• **Задания**:
1 - Ответьте по заметке о вечернем небе:
(а) На каком транспорте совершается поездка?
(б) Каким был день с утра?
(в) Обо что на мгновение спотыкается взгляд?
2 - Перепечатайте из заметки о вечернем небе отрывок от слов «На какое-то мгновение» до слов «своё бездонное пространство.» включительно.

:: Предложенный текст ::

2012-й
Еду троллейбусом и смотрю на облака, подсвеченные заходящим солнцем: какое лучистое, пронзительно-радостное небо! Скоро, совсем скоро весна…
Но сегодня с утра день был смурый, зябкий, напитанный холодным дождем со снегом, а к полудню выскользнуло солнышко, заиграло, заулыбалось, и вот сейчас мои панорамы небесные, подсвеченные розовым предзакатным светом, устроили настоящий праздник, - какое разнообразие форм, оттенков серого, белого, розового!.. какой влекущий взор вечности!
И как же редко отрываем мы глаза от земли, чтобы увидеть все это!
На какое-то мгновение мой взгляд словно спотыкается о серые стены зданий, изуродованные кроны обрезанных лип, а потом снова взлетает туда, к облакам, зовущим в своё бездонное пространство.

:::
:: Исходные записи ::

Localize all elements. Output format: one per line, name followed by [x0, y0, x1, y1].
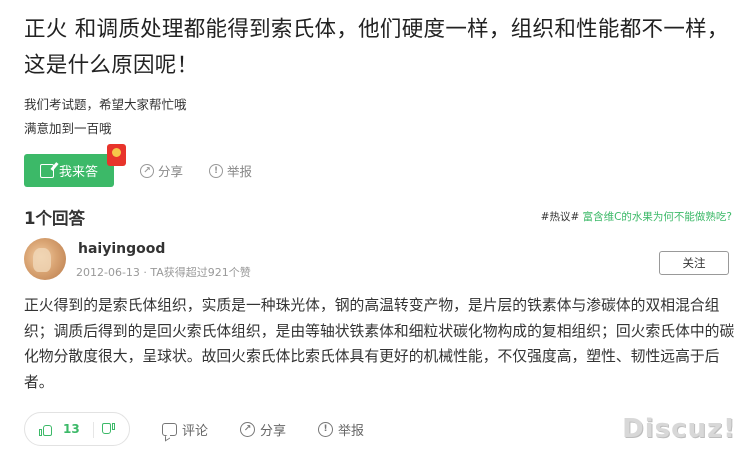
like-button[interactable]: 13 [25, 422, 80, 436]
hot-tag: #热议# [540, 211, 580, 223]
comment-icon [162, 422, 177, 436]
report-icon: ! [209, 163, 224, 178]
report-label: 举报 [227, 164, 253, 179]
user-name[interactable]: haiyingood [78, 241, 165, 257]
answer-share-button[interactable]: ↗ 分享 [240, 420, 286, 439]
thumb-up-icon [39, 422, 53, 436]
answer-actions: 13 评论 ↗ 分享 ! 举报 [24, 412, 364, 446]
report-button[interactable]: ! 举报 [209, 161, 252, 180]
follow-button[interactable]: 关注 [659, 251, 729, 275]
share-icon: ↗ [140, 163, 154, 178]
report-icon: ! [318, 421, 334, 437]
comment-label: 评论 [182, 423, 209, 439]
answer-button[interactable]: 我来答 [24, 144, 126, 187]
answers-header: 1个回答 #热议# 富含维C的水果为何不能做熟吃? [24, 203, 732, 229]
description-line: 我们考试题，希望大家帮忙哦 [24, 97, 187, 112]
avatar[interactable] [24, 238, 66, 280]
share-icon: ↗ [240, 421, 256, 437]
question-actions: 我来答 ↗ 分享 ! 举报 [24, 144, 252, 187]
answer-report-button[interactable]: ! 举报 [318, 420, 364, 439]
answers-count: 1个回答 [24, 209, 85, 228]
thumb-down-icon[interactable] [101, 423, 115, 437]
question-title: 正火 和调质处理都能得到索氏体，他们硬度一样，组织和性能都不一样，这是什么原因呢… [24, 17, 729, 78]
share-label: 分享 [158, 164, 184, 179]
answer-report-label: 举报 [338, 423, 365, 439]
red-packet-icon [107, 144, 126, 166]
description-line: 满意加到一百哦 [24, 121, 112, 136]
hot-topic-link[interactable]: 富含维C的水果为何不能做熟吃? [583, 211, 732, 223]
comment-button[interactable]: 评论 [162, 420, 208, 439]
hot-topic[interactable]: #热议# 富含维C的水果为何不能做熟吃? [541, 209, 732, 224]
watermark: Discuz! [622, 414, 736, 444]
share-button[interactable]: ↗ 分享 [140, 161, 183, 180]
edit-icon [39, 163, 54, 178]
vote-box: 13 [24, 412, 130, 446]
answer-body: 正火得到的是索氏体组织，实质是一种珠光体，钢的高温转变产物，是片层的铁素体与渗碳… [24, 297, 735, 391]
like-count: 13 [63, 422, 80, 436]
vote-divider [93, 422, 94, 438]
answer-meta: 2012-06-13 · TA获得超过921个赞 [76, 266, 251, 279]
answer-share-label: 分享 [260, 423, 287, 439]
question-description: 我们考试题，希望大家帮忙哦 满意加到一百哦 [24, 93, 187, 141]
answer-button-label: 我来答 [58, 165, 98, 180]
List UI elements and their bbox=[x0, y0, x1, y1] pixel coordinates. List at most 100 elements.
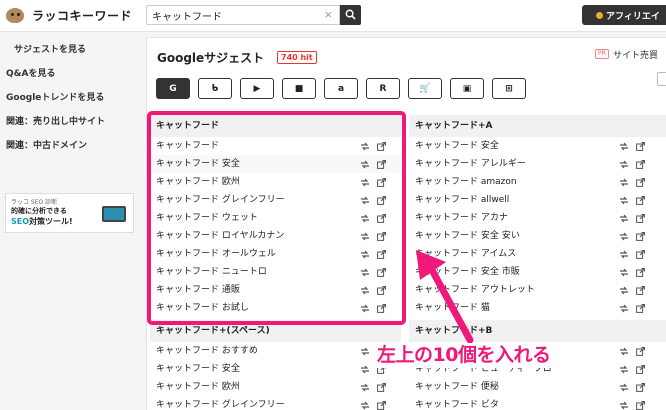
column-header: キャットフード+A bbox=[409, 115, 666, 137]
list-item[interactable]: キャットフード 便秘 bbox=[409, 378, 666, 396]
keyword-text: キャットフード ビタ bbox=[415, 400, 499, 410]
keyword-text: キャットフード グレインフリー bbox=[156, 400, 285, 410]
swap-icon[interactable] bbox=[619, 232, 629, 241]
banner-tagline: SEO対策ツール! bbox=[11, 217, 73, 226]
swap-icon[interactable] bbox=[360, 347, 370, 356]
external-link-icon[interactable] bbox=[636, 364, 645, 374]
keyword-text: キャットフード アカナ bbox=[415, 213, 508, 223]
search-input[interactable] bbox=[147, 6, 317, 24]
external-link-icon[interactable] bbox=[636, 159, 645, 169]
swap-icon[interactable] bbox=[360, 365, 370, 374]
list-item[interactable]: キャットフード アレルギー bbox=[409, 155, 666, 173]
highlight-box bbox=[147, 111, 406, 325]
list-item[interactable]: キャットフード 安全 安い bbox=[409, 227, 666, 245]
list-item[interactable]: キャットフード 欧州 bbox=[150, 378, 401, 396]
keyword-text: キャットフード amazon bbox=[415, 177, 517, 187]
row-actions bbox=[619, 263, 645, 281]
bing-icon: ᑲ bbox=[211, 83, 219, 94]
tab-video[interactable]: ■ bbox=[282, 78, 316, 99]
tab-grid[interactable]: ⊞ bbox=[492, 78, 526, 99]
external-link-icon[interactable] bbox=[377, 400, 386, 410]
tab-bing[interactable]: ᑲ bbox=[198, 78, 232, 99]
swap-icon[interactable] bbox=[360, 401, 370, 410]
arrow-icon bbox=[416, 250, 474, 344]
keyword-text: キャットフード 便秘 bbox=[415, 382, 499, 392]
swap-icon[interactable] bbox=[619, 401, 629, 410]
swap-icon[interactable] bbox=[619, 142, 629, 151]
swap-icon[interactable] bbox=[619, 268, 629, 277]
sidebar-item-qa[interactable]: Q&Aを見る bbox=[6, 66, 55, 79]
affiliate-button[interactable]: アフィリエイ bbox=[582, 5, 666, 25]
external-link-icon[interactable] bbox=[636, 213, 645, 223]
keyword-text: キャットフード 安全 bbox=[156, 364, 240, 374]
external-link-icon[interactable] bbox=[636, 400, 645, 410]
external-link-icon[interactable] bbox=[636, 177, 645, 187]
row-actions bbox=[619, 378, 645, 396]
external-link-icon[interactable] bbox=[636, 303, 645, 313]
swap-icon[interactable] bbox=[619, 250, 629, 259]
external-link-icon[interactable] bbox=[636, 141, 645, 151]
engine-tabs: G ᑲ ▶ ■ a R 🛒 ▣ ⊞ bbox=[156, 78, 526, 99]
list-item[interactable]: キャットフード おすすめ bbox=[150, 342, 401, 360]
swap-icon[interactable] bbox=[619, 383, 629, 392]
tab-shopping-cart[interactable]: 🛒 bbox=[408, 78, 442, 99]
list-item[interactable]: キャットフード 安全 bbox=[150, 360, 401, 378]
tab-image[interactable]: ▣ bbox=[450, 78, 484, 99]
external-link-icon[interactable] bbox=[636, 249, 645, 259]
keyword-text: キャットフード 安全 安い bbox=[415, 231, 520, 241]
swap-icon[interactable] bbox=[619, 347, 629, 356]
page-title: Googleサジェスト bbox=[157, 51, 265, 65]
swap-icon[interactable] bbox=[619, 160, 629, 169]
coin-icon bbox=[596, 11, 603, 19]
list-item[interactable]: キャットフード アカナ bbox=[409, 209, 666, 227]
banner-brand: ラッコ SEO 診断 bbox=[11, 199, 58, 206]
swap-icon[interactable] bbox=[360, 383, 370, 392]
row-actions bbox=[619, 227, 645, 245]
sidebar-item-suggest[interactable]: サジェストを見る bbox=[14, 42, 86, 55]
swap-icon[interactable] bbox=[619, 365, 629, 374]
external-link-icon[interactable] bbox=[377, 382, 386, 392]
sidebar-item-sites-for-sale[interactable]: 関連：売り出し中サイト bbox=[6, 114, 105, 127]
seo-tool-banner[interactable]: ラッコ SEO 診断 的確に分析できる SEO対策ツール! bbox=[5, 193, 134, 233]
row-actions bbox=[619, 396, 645, 410]
video-icon: ■ bbox=[294, 83, 304, 94]
sidebar-item-used-domains[interactable]: 関連：中古ドメイン bbox=[6, 138, 87, 151]
tab-amazon[interactable]: a bbox=[324, 78, 358, 99]
row-actions bbox=[619, 342, 645, 360]
logo-text: ラッコキーワード bbox=[32, 8, 133, 23]
external-link-icon[interactable] bbox=[636, 195, 645, 205]
external-link-icon[interactable] bbox=[636, 267, 645, 277]
external-link-icon[interactable] bbox=[636, 346, 645, 356]
tab-google[interactable]: G bbox=[156, 78, 190, 99]
list-item[interactable]: キャットフード 安全 bbox=[409, 137, 666, 155]
tab-rakuten[interactable]: R bbox=[366, 78, 400, 99]
external-link-icon[interactable] bbox=[636, 285, 645, 295]
swap-icon[interactable] bbox=[619, 196, 629, 205]
keyword-text: キャットフード 安全 bbox=[415, 141, 499, 151]
external-link-icon[interactable] bbox=[636, 231, 645, 241]
affiliate-label: アフィリエイ bbox=[606, 11, 660, 22]
pr-link[interactable]: サイト売買 bbox=[613, 48, 658, 61]
clear-icon[interactable]: × bbox=[324, 8, 333, 21]
list-item[interactable]: キャットフード グレインフリー bbox=[150, 396, 401, 410]
swap-icon[interactable] bbox=[619, 286, 629, 295]
list-item[interactable]: キャットフード allwell bbox=[409, 191, 666, 209]
list-item[interactable]: キャットフード amazon bbox=[409, 173, 666, 191]
rakuten-icon: R bbox=[379, 83, 387, 94]
row-actions bbox=[619, 245, 645, 263]
swap-icon[interactable] bbox=[619, 304, 629, 313]
shopping-cart-icon: 🛒 bbox=[419, 83, 431, 94]
swap-icon[interactable] bbox=[619, 178, 629, 187]
suggest-column: キャットフード+(スペース) キャットフード おすすめ キャットフード 安全 キャット… bbox=[150, 320, 401, 410]
swap-icon[interactable] bbox=[619, 214, 629, 223]
tab-youtube[interactable]: ▶ bbox=[240, 78, 274, 99]
sidebar-item-google-trends[interactable]: Googleトレンドを見る bbox=[6, 90, 104, 103]
list-item[interactable]: キャットフード ビタ bbox=[409, 396, 666, 410]
row-actions bbox=[619, 299, 645, 317]
image-icon: ▣ bbox=[462, 83, 472, 94]
option-checkbox[interactable] bbox=[657, 72, 666, 86]
external-link-icon[interactable] bbox=[636, 382, 645, 392]
site-logo[interactable]: ラッコキーワード bbox=[4, 5, 132, 25]
search-button[interactable] bbox=[340, 5, 361, 25]
row-actions bbox=[360, 378, 386, 396]
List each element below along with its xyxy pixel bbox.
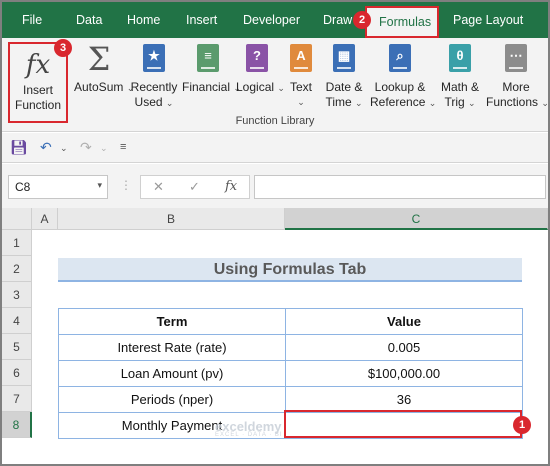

:::

• **Ответы**:
1 -
(а) На троллейбусе.
(б) Смурым, зябким, напитанным холодным дождем со снегом.
(в) О серые стены зданий и изуродованные кроны обрезанных лип.

2 -
На какое-то мгновение мой взгляд словно спотыкается о серые стены зданий, изуродованные кроны обрезанных лип, а потом снова взлетает туда, к облакам, зовущим в своё бездонное пространство.